**WHAT IS REQUIRED**
Update the records from the start up to and including the line with "table-row: 01 0": change every "ethernet-port" to "network-port" and leave everything else unchanged.

** Begin **

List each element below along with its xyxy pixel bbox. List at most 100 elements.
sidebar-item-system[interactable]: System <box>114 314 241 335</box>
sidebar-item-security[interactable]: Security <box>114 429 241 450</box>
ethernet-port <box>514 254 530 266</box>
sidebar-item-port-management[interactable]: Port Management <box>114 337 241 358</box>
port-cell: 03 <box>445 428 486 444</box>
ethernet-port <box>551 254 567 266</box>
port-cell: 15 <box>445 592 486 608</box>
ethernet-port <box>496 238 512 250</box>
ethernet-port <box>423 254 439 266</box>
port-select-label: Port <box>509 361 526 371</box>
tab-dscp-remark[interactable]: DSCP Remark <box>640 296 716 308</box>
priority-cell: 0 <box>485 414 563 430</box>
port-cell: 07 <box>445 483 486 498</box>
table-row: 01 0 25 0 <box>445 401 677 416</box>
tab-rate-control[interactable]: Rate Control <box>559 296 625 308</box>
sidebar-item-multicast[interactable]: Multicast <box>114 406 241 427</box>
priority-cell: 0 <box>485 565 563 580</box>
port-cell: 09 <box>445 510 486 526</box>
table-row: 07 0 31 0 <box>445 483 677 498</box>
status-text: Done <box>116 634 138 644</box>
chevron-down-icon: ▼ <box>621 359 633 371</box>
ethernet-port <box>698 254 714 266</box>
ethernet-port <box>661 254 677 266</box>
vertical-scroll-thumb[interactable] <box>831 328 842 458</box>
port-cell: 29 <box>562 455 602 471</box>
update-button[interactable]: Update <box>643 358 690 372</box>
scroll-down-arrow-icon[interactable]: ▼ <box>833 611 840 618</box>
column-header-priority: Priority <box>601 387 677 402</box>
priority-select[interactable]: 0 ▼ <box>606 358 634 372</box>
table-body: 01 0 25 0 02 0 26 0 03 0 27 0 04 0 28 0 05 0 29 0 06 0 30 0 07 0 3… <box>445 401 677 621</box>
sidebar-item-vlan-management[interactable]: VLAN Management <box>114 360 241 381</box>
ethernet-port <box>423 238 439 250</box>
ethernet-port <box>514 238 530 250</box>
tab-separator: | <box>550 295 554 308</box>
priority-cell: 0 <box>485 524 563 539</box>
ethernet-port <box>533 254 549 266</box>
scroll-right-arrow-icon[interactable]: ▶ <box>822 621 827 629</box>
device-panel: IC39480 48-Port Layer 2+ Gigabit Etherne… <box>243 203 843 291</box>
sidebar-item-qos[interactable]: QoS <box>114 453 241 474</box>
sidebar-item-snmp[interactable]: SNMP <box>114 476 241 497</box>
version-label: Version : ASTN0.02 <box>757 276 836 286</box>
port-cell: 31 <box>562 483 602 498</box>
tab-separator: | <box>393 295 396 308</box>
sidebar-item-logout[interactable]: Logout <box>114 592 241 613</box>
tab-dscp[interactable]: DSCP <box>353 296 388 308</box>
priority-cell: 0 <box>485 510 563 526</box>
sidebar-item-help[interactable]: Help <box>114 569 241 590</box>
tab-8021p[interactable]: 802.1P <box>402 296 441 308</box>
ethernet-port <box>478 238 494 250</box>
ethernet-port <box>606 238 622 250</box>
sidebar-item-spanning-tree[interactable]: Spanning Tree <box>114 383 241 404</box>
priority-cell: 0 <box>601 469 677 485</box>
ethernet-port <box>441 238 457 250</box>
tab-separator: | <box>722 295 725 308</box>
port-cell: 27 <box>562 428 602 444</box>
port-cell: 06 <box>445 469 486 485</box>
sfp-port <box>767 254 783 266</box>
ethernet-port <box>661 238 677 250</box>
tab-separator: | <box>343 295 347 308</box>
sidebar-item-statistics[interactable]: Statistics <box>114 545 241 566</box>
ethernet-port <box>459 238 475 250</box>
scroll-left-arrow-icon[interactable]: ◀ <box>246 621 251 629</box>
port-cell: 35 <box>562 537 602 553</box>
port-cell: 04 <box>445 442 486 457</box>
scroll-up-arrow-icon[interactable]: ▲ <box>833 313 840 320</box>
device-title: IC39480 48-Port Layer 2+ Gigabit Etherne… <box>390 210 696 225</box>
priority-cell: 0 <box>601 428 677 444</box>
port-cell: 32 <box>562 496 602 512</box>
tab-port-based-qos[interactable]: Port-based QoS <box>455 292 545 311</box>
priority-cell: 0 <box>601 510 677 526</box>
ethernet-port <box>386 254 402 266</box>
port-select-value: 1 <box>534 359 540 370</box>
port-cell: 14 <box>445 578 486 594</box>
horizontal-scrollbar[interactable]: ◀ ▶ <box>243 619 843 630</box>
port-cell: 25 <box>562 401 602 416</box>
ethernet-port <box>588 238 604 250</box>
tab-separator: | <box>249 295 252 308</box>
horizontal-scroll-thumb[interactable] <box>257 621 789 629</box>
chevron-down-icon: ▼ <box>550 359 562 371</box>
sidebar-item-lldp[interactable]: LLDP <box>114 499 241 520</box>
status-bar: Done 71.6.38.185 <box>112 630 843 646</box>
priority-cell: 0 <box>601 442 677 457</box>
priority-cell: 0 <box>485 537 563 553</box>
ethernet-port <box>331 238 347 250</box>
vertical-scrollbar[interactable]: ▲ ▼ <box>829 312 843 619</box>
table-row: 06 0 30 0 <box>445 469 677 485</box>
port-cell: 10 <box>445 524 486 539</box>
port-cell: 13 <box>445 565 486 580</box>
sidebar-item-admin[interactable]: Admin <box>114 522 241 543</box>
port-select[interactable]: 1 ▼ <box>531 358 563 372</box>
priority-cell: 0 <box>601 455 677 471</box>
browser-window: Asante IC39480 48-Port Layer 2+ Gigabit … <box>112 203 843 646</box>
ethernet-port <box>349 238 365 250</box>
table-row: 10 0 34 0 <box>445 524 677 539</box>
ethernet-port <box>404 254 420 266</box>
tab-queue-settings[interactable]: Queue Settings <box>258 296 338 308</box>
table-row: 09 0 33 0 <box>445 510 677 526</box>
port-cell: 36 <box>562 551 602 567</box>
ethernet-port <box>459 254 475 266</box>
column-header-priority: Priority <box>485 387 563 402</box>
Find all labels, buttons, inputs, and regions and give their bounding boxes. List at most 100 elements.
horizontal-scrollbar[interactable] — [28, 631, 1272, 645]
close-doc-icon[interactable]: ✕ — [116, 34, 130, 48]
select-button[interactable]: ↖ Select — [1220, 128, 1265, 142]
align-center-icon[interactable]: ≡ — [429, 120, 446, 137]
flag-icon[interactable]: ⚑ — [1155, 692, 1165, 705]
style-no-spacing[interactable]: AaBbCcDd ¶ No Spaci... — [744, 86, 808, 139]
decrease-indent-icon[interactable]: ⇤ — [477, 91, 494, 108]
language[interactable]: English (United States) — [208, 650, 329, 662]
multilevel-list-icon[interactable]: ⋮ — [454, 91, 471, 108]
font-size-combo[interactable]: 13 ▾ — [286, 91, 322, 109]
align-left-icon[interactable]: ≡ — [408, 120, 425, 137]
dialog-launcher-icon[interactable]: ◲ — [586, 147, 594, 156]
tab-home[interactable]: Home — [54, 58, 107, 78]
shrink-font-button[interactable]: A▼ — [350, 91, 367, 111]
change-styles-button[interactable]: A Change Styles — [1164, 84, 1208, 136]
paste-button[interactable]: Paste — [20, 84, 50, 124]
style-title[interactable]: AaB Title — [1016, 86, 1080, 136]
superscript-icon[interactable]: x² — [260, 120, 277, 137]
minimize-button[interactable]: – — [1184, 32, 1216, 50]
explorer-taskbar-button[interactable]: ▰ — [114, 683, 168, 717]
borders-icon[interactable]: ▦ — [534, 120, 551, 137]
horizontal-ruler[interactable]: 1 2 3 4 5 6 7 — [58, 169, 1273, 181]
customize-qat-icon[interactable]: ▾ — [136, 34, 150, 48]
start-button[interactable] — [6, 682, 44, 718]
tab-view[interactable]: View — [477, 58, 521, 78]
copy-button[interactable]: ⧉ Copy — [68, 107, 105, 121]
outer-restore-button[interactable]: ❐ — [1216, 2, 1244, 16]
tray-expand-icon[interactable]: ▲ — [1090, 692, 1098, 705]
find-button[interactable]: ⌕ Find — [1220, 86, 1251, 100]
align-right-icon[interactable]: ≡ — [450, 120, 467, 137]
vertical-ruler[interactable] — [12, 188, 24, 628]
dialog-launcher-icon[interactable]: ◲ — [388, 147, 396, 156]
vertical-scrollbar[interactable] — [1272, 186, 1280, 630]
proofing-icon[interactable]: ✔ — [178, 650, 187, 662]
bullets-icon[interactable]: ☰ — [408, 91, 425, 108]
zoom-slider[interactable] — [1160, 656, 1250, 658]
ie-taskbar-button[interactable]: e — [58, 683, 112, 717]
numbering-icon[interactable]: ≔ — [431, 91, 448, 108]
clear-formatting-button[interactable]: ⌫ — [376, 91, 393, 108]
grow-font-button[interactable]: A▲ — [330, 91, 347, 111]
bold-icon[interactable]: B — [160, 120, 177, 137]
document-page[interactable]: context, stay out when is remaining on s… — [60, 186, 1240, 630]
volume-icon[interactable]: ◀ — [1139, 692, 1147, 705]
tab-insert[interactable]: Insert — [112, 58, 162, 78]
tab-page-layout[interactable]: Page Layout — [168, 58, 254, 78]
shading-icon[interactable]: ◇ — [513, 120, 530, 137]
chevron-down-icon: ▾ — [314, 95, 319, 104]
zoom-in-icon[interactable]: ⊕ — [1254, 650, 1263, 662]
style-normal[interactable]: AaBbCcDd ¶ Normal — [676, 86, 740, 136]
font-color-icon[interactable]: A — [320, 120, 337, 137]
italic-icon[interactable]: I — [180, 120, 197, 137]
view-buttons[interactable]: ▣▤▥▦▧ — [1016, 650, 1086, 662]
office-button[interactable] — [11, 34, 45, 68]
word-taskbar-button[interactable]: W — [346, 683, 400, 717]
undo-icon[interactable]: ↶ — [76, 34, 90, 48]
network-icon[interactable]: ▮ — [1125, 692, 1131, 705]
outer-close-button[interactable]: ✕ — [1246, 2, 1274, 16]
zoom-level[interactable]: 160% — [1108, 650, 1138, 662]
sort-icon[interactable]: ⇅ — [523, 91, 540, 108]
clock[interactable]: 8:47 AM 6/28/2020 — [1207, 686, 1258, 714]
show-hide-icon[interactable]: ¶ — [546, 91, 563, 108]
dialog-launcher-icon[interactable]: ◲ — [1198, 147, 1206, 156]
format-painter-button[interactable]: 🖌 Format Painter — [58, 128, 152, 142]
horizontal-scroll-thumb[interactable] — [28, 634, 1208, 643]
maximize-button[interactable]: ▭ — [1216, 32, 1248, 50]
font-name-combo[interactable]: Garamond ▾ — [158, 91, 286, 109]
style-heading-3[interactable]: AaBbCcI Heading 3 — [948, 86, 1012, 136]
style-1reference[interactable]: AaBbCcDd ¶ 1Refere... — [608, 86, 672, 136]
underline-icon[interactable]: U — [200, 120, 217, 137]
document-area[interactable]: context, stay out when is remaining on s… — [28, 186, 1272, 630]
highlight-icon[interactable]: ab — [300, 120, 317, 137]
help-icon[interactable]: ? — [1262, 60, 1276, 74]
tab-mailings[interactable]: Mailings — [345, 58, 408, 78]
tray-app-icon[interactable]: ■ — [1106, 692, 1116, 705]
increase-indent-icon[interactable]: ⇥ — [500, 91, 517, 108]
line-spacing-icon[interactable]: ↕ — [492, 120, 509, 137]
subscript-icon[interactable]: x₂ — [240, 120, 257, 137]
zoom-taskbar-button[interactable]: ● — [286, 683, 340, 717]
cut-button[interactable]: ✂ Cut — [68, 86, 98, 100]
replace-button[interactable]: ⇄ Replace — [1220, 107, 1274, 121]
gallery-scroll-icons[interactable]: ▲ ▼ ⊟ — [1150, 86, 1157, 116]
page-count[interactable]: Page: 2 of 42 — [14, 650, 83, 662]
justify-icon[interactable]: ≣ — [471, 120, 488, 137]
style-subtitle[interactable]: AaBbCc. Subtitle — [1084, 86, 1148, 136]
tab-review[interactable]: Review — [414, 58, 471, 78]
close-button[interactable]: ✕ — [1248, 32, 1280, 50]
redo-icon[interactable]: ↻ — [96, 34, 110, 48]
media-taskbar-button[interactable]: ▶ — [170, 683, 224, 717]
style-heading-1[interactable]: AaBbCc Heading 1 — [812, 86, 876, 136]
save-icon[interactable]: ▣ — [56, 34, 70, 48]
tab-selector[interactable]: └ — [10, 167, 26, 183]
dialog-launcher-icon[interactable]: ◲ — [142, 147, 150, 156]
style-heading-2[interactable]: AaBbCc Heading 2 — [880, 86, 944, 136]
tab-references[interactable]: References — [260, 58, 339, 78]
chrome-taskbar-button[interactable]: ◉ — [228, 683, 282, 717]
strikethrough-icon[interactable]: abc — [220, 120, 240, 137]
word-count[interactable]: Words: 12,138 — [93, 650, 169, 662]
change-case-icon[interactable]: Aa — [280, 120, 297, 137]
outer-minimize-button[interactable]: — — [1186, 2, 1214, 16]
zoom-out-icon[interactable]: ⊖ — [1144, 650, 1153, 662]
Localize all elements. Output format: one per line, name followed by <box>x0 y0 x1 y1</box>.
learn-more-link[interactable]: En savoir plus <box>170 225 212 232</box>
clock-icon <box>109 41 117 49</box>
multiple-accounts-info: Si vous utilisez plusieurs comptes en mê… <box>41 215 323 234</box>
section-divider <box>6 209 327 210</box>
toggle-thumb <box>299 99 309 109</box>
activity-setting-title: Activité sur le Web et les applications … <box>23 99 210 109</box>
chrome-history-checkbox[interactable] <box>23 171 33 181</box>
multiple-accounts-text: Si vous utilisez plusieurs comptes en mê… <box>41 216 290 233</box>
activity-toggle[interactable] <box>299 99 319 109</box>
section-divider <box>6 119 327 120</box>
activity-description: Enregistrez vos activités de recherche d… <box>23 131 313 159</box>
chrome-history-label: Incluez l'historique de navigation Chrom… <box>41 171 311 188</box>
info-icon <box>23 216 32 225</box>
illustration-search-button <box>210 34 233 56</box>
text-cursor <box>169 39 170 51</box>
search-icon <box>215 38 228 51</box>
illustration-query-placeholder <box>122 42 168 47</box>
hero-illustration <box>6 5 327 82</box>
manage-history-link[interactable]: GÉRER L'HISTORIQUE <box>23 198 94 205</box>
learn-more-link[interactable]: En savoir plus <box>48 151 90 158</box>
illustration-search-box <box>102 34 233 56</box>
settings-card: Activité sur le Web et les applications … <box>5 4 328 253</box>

** End **

**FINAL ANSWER**
List each element below along with its xyxy pixel bbox. List at most 100 elements.
sidebar-item-system[interactable]: System <box>114 314 241 335</box>
sidebar-item-security[interactable]: Security <box>114 429 241 450</box>
network-port <box>514 254 530 266</box>
sidebar-item-port-management[interactable]: Port Management <box>114 337 241 358</box>
port-cell: 03 <box>445 428 486 444</box>
network-port <box>551 254 567 266</box>
port-cell: 15 <box>445 592 486 608</box>
network-port <box>496 238 512 250</box>
network-port <box>423 254 439 266</box>
port-select-label: Port <box>509 361 526 371</box>
tab-dscp-remark[interactable]: DSCP Remark <box>640 296 716 308</box>
priority-cell: 0 <box>485 414 563 430</box>
port-cell: 07 <box>445 483 486 498</box>
table-row: 01 0 25 0 <box>445 401 677 416</box>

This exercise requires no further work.